- _Records about charts and figures_:
★ ★ ★

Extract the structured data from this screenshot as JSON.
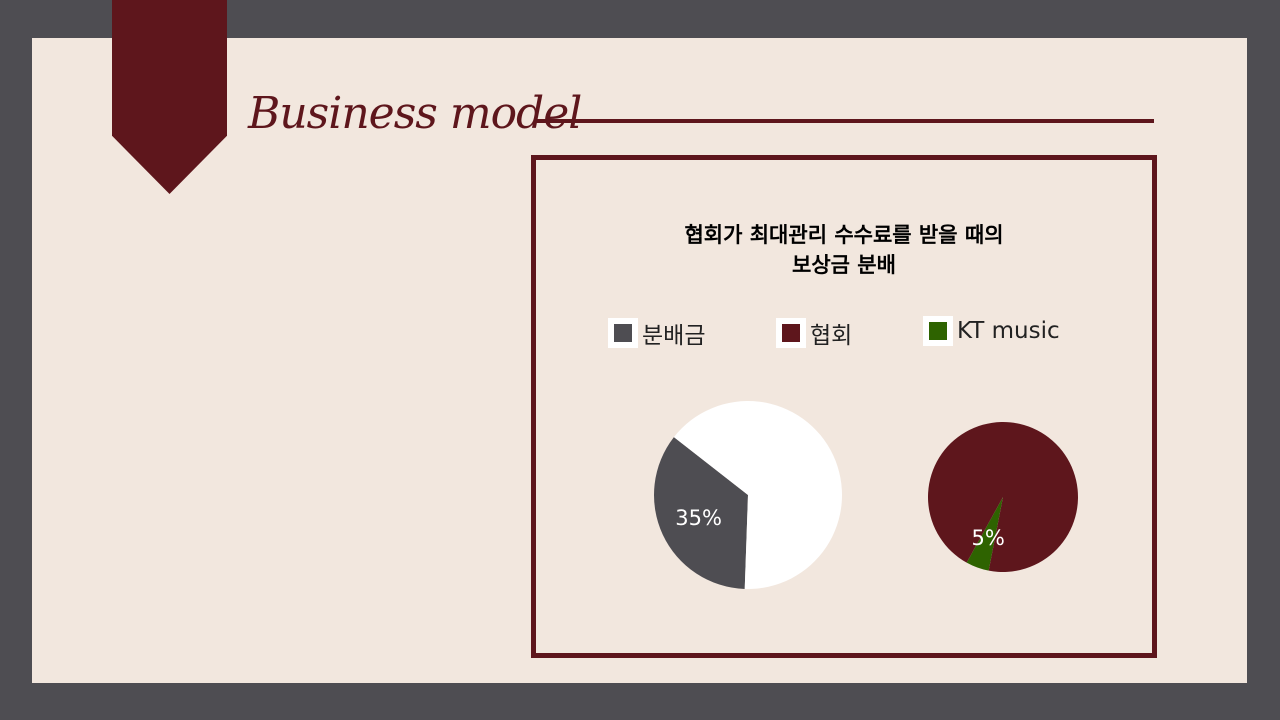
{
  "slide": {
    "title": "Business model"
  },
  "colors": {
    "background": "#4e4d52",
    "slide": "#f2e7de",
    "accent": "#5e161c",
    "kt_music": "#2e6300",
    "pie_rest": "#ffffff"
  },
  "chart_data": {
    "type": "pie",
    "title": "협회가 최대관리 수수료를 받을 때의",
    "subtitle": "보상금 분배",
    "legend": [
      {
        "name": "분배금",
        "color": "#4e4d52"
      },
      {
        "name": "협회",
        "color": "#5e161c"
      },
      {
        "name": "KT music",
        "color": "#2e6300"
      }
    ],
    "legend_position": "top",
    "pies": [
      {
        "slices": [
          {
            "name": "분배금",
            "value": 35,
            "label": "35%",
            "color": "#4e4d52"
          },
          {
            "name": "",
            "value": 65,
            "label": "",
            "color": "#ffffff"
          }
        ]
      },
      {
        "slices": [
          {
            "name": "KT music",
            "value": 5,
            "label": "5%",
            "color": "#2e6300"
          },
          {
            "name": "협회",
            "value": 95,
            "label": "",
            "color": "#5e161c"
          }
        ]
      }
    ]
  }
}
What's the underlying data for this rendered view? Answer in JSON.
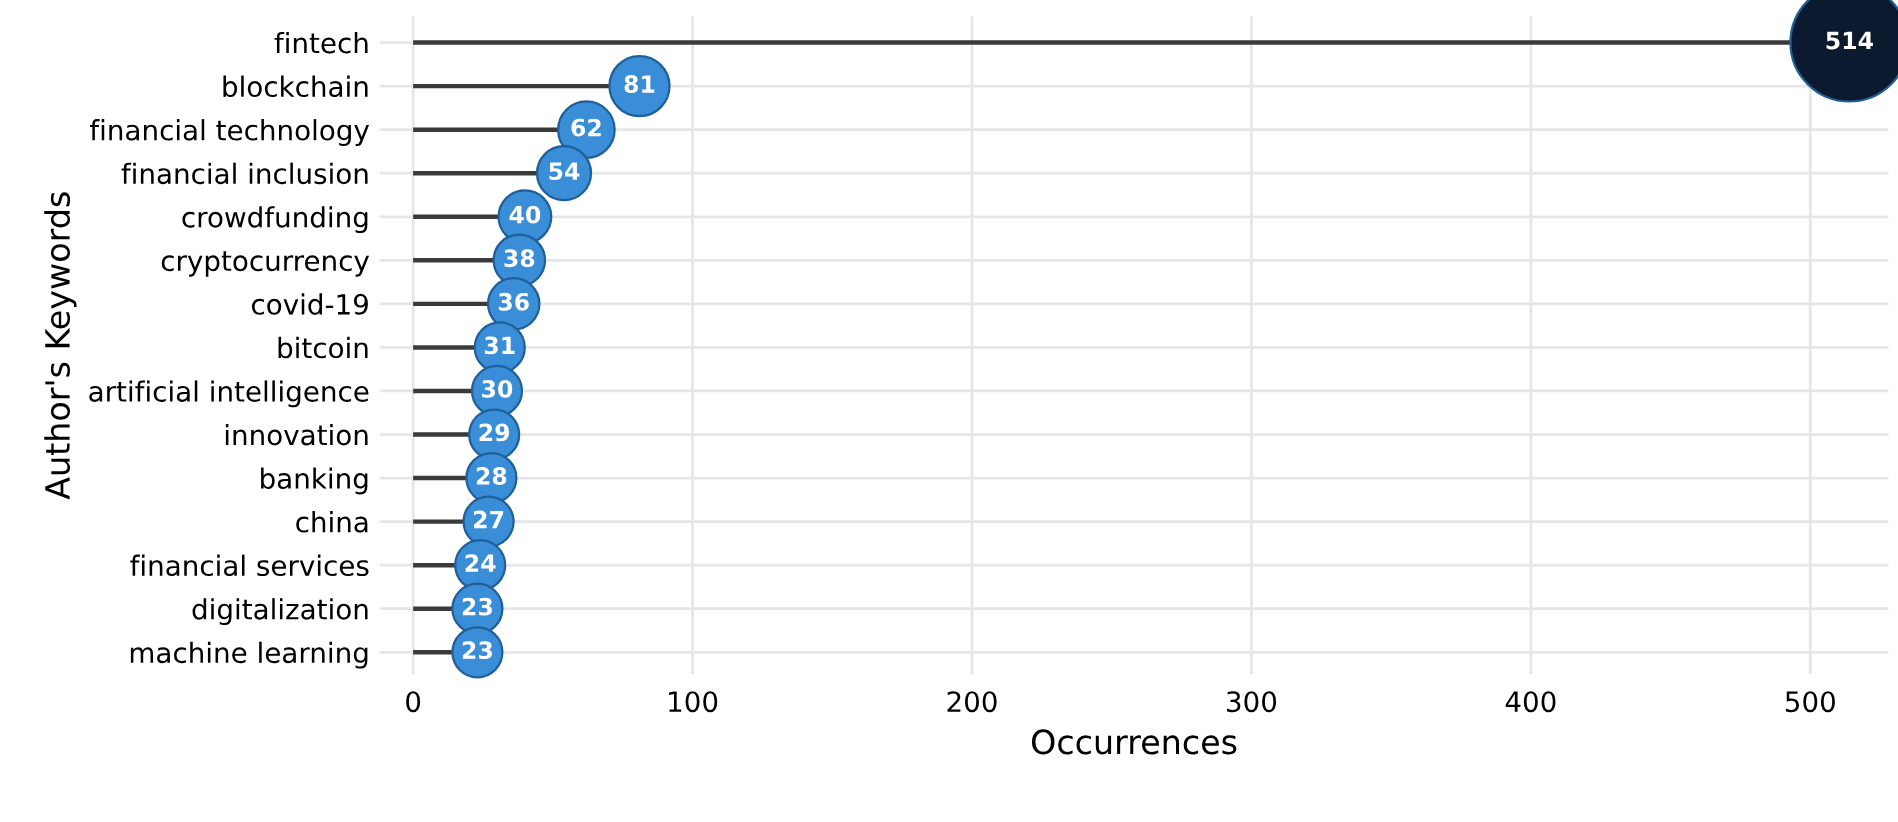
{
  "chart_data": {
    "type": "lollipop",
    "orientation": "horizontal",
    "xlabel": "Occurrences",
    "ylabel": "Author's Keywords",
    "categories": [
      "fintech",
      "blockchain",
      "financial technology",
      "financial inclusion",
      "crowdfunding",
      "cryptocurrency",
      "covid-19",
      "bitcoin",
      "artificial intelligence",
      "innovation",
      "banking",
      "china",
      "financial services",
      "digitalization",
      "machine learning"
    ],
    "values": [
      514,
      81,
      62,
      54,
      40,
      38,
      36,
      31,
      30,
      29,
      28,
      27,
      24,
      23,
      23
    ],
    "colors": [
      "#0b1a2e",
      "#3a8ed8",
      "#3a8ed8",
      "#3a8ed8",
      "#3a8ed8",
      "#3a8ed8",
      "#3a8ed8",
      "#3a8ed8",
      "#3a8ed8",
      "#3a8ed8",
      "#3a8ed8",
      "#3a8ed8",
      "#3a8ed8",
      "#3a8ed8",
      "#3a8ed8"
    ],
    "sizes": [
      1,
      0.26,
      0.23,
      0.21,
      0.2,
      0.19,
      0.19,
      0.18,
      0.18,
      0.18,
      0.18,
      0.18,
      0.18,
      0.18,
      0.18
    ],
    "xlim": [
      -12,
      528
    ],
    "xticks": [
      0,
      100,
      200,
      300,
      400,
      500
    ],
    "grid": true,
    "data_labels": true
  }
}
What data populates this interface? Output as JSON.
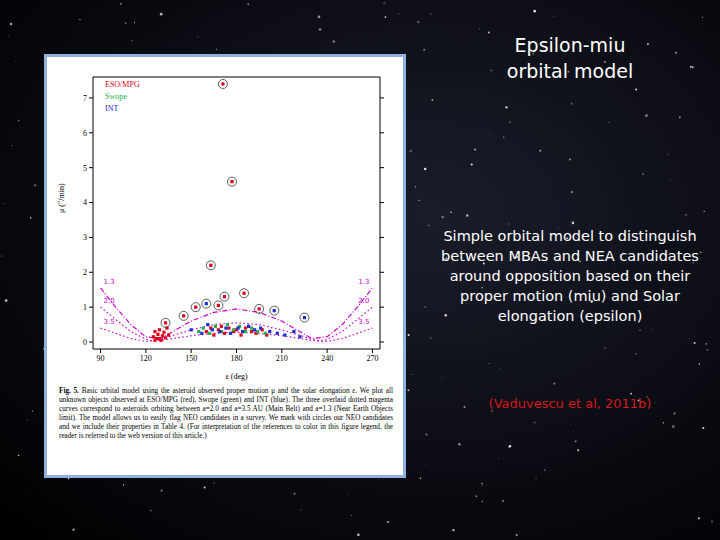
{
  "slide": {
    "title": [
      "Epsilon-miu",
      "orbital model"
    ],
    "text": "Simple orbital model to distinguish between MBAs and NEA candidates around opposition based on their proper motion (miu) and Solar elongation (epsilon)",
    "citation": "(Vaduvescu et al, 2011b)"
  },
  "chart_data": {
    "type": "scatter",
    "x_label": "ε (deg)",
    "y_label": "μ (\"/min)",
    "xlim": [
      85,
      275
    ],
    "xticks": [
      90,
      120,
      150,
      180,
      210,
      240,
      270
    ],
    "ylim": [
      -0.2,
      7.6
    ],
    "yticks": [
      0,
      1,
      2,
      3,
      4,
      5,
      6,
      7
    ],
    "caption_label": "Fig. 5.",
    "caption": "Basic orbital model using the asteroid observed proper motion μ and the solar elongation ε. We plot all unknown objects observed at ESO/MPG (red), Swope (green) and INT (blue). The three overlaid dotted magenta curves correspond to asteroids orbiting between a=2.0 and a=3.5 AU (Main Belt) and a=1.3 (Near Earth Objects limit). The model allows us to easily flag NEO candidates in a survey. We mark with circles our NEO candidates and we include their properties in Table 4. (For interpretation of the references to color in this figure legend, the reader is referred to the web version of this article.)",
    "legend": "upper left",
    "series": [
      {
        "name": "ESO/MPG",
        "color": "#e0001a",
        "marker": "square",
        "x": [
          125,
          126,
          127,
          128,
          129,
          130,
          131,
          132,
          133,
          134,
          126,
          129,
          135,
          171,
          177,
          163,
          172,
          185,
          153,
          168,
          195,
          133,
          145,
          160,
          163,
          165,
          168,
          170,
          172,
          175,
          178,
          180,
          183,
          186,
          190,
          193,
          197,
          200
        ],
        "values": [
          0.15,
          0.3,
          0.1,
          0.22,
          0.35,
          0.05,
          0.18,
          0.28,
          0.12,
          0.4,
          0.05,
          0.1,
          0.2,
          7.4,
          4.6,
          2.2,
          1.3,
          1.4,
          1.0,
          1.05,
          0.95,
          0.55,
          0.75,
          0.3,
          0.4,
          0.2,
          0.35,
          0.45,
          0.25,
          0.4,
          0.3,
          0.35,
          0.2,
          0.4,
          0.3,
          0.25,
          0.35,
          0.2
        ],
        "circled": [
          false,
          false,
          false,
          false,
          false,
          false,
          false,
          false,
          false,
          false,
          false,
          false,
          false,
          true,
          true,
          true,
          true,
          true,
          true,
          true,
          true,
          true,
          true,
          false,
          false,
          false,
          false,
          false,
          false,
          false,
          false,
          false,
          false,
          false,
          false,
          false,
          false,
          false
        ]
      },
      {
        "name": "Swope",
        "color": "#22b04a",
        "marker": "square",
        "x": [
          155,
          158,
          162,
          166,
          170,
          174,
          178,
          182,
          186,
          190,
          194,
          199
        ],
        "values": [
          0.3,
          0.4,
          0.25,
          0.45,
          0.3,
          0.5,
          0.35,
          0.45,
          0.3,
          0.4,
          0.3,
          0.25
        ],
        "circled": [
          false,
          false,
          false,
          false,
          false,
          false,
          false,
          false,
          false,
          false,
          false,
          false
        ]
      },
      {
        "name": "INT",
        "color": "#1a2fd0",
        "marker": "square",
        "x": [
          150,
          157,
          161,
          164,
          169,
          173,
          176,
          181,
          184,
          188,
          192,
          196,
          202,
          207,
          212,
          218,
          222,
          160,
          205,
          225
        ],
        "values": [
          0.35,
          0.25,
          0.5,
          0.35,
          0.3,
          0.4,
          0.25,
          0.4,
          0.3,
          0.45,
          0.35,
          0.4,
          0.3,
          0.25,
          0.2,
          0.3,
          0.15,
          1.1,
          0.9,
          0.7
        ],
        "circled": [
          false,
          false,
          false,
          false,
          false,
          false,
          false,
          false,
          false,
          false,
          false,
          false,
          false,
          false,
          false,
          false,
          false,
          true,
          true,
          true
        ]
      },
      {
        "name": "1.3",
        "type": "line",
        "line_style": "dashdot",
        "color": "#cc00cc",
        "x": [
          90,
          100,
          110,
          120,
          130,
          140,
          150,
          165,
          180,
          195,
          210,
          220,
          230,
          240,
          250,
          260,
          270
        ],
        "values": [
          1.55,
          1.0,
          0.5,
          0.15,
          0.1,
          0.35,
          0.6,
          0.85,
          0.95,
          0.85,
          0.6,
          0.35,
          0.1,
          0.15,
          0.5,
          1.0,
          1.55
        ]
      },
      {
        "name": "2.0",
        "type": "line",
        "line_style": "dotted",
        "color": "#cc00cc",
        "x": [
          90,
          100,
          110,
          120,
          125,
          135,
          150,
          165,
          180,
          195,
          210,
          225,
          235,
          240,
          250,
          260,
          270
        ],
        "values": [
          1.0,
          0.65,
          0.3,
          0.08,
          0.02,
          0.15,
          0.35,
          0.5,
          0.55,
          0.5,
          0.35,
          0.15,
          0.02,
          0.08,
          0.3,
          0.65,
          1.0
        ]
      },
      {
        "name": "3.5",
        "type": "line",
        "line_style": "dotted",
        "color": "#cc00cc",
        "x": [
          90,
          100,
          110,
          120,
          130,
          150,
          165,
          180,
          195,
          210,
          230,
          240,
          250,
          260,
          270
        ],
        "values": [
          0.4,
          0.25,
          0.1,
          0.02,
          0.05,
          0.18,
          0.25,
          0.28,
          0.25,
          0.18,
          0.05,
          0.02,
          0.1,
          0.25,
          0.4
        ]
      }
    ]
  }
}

★ ★ ★

- _Your instructions_:
Go through the records. Copy each line where "financial" appears.

- _Task answer_:
      "financial technology",
      "financial inclusion",
      "financial services",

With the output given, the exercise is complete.